§ **Task statement**:
Copy out lines with the word "предоставлении" from the material that follows.

§ **Data supplied**:
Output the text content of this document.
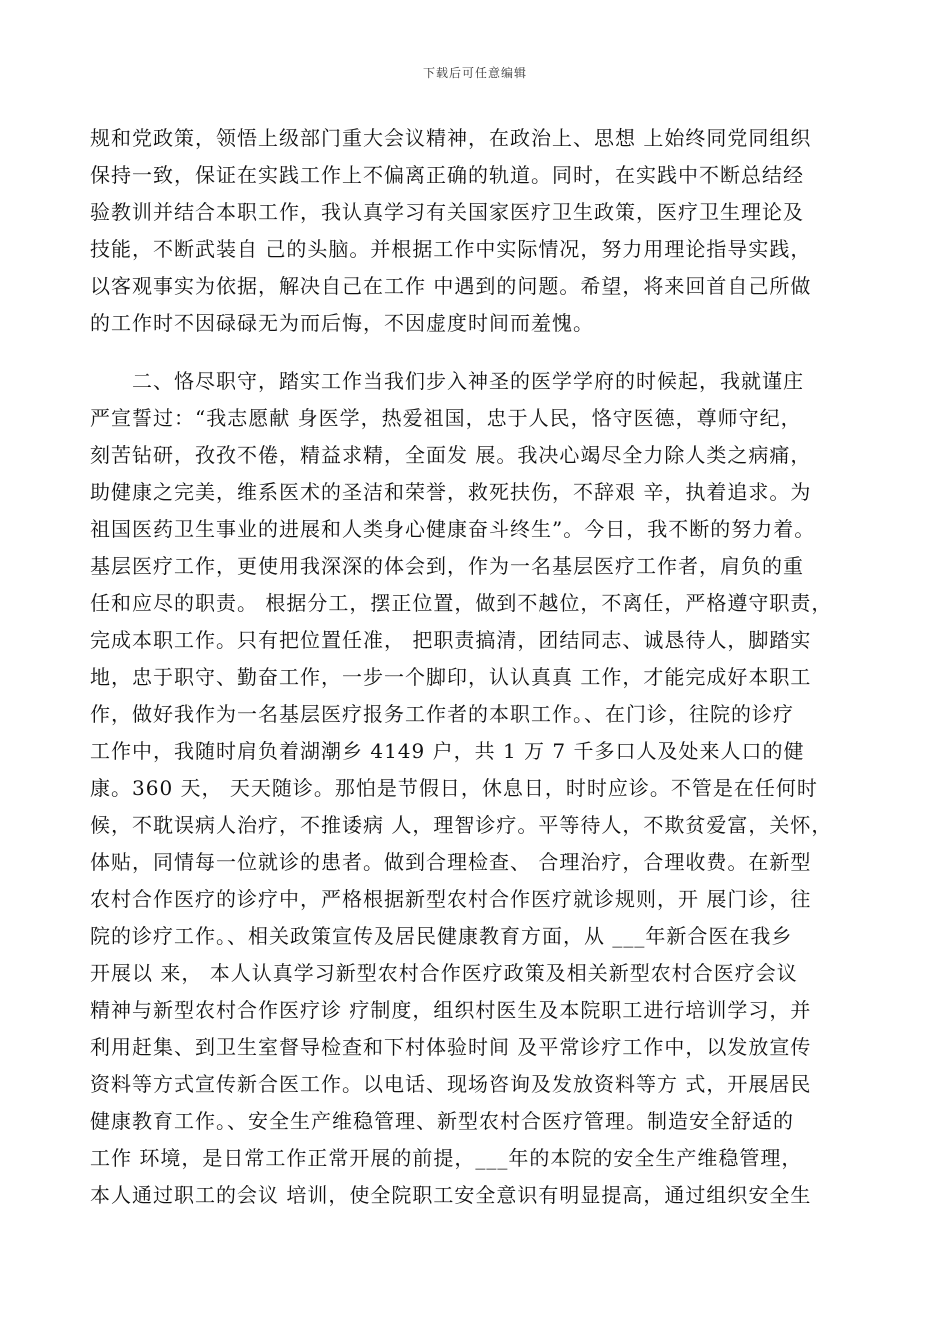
下载后可任意编辑
规和党政策，领悟上级部门重大会议精神，在政治上、思想 上始终同党同组织
保持一致，保证在实践工作上不偏离正确的轨道。同时，在实践中不断总结经
验教训并结合本职工作，我认真学习有关国家医疗卫生政策，医疗卫生理论及
技能，不断武装自 己的头脑。并根据工作中实际情况，努力用理论指导实践，
以客观事实为依据，解决自己在工作 中遇到的问题。希望，将来回首自己所做
的工作时不因碌碌无为而后悔，不因虚度时间而羞愧。
　　二、恪尽职守，踏实工作当我们步入神圣的医学学府的时候起，我就谨庄
严宣誓过：“我志愿献 身医学，热爱祖国，忠于人民，恪守医德，尊师守纪，
刻苦钻研，孜孜不倦，精益求精，全面发 展。我决心竭尽全力除人类之病痛，
助健康之完美，维系医术的圣洁和荣誉，救死扶伤，不辞艰 辛，执着追求。为
祖国医药卫生事业的进展和人类身心健康奋斗终生”。今日，我不断的努力着。
基层医疗工作，更使用我深深的体会到，作为一名基层医疗工作者，肩负的重
任和应尽的职责。 根据分工，摆正位置，做到不越位，不离任，严格遵守职责，
完成本职工作。只有把位置任准， 把职责搞清，团结同志、诚恳待人，脚踏实
地，忠于职守、勤奋工作，一步一个脚印，认认真真 工作，才能完成好本职工
作，做好我作为一名基层医疗报务工作者的本职工作。、在门诊，往院的诊疗
工作中，我随时肩负着湖潮乡 4149 户，共 1 万 7 千多口人及处来人口的健
康。360 天， 天天随诊。那怕是节假日，休息日，时时应诊。不管是在任何时
候，不耽误病人治疗，不推诿病 人，理智诊疗。平等待人，不欺贫爱富，关怀，
体贴，同情每一位就诊的患者。做到合理检查、 合理治疗，合理收费。在新型
农村合作医疗的诊疗中，严格根据新型农村合作医疗就诊规则，开 展门诊，往
院的诊疗工作。、相关政策宣传及居民健康教育方面，从 ___年新合医在我乡
开展以 来， 本人认真学习新型农村合作医疗政策及相关新型农村合医疗会议
精神与新型农村合作医疗诊 疗制度，组织村医生及本院职工进行培训学习，并
利用赶集、到卫生室督导检查和下村体验时间 及平常诊疗工作中，以发放宣传
资料等方式宣传新合医工作。以电话、现场咨询及发放资料等方 式，开展居民
健康教育工作。、安全生产维稳管理、新型农村合医疗管理。制造安全舒适的
工作 环境，是日常工作正常开展的前提，___年的本院的安全生产维稳管理，
本人通过职工的会议 培训，使全院职工安全意识有明显提高，通过组织安全生
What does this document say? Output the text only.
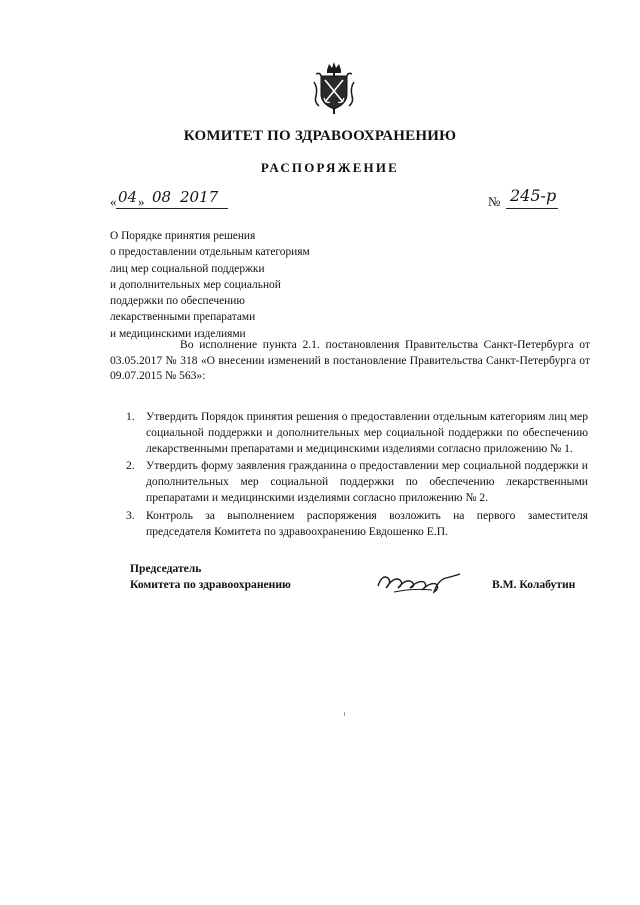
КОМИТЕТ ПО ЗДРАВООХРАНЕНИЮ
РАСПОРЯЖЕНИЕ
« 04 » 08 2017	№ 245-р
О Порядке принятия решения
о предоставлении отдельным категориям
лиц мер социальной поддержки
и дополнительных мер социальной
поддержки по обеспечению
лекарственными препаратами
и медицинскими изделиями

Во исполнение пункта 2.1. постановления Правительства Санкт-Петербурга от 03.05.2017 № 318 «О внесении изменений в постановление Правительства Санкт-Петербурга от 09.07.2015 № 563»:

1. Утвердить Порядок принятия решения о предоставлении отдельным категориям лиц мер социальной поддержки и дополнительных мер социальной поддержки по обеспечению лекарственными препаратами и медицинскими изделиями согласно приложению № 1.
2. Утвердить форму заявления гражданина о предоставлении мер социальной поддержки и дополнительных мер социальной поддержки по обеспечению лекарственными препаратами и медицинскими изделиями согласно приложению № 2.
3. Контроль за выполнением распоряжения возложить на первого заместителя председателя Комитета по здравоохранению Евдошенко Е.П.
Председатель
Комитета по здравоохранению	В.М. Колабутин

§ **Task response**:
о предоставлении отдельным категориям
1. Утвердить Порядок принятия решения о предоставлении отдельным категориям лиц мер социальной поддержки и дополнительных мер социальной поддержки по обеспечению лекарственными препаратами и медицинскими изделиями согласно приложению № 1.
2. Утвердить форму заявления гражданина о предоставлении мер социальной поддержки и дополнительных мер социальной поддержки по обеспечению лекарственными препаратами и медицинскими изделиями согласно приложению № 2.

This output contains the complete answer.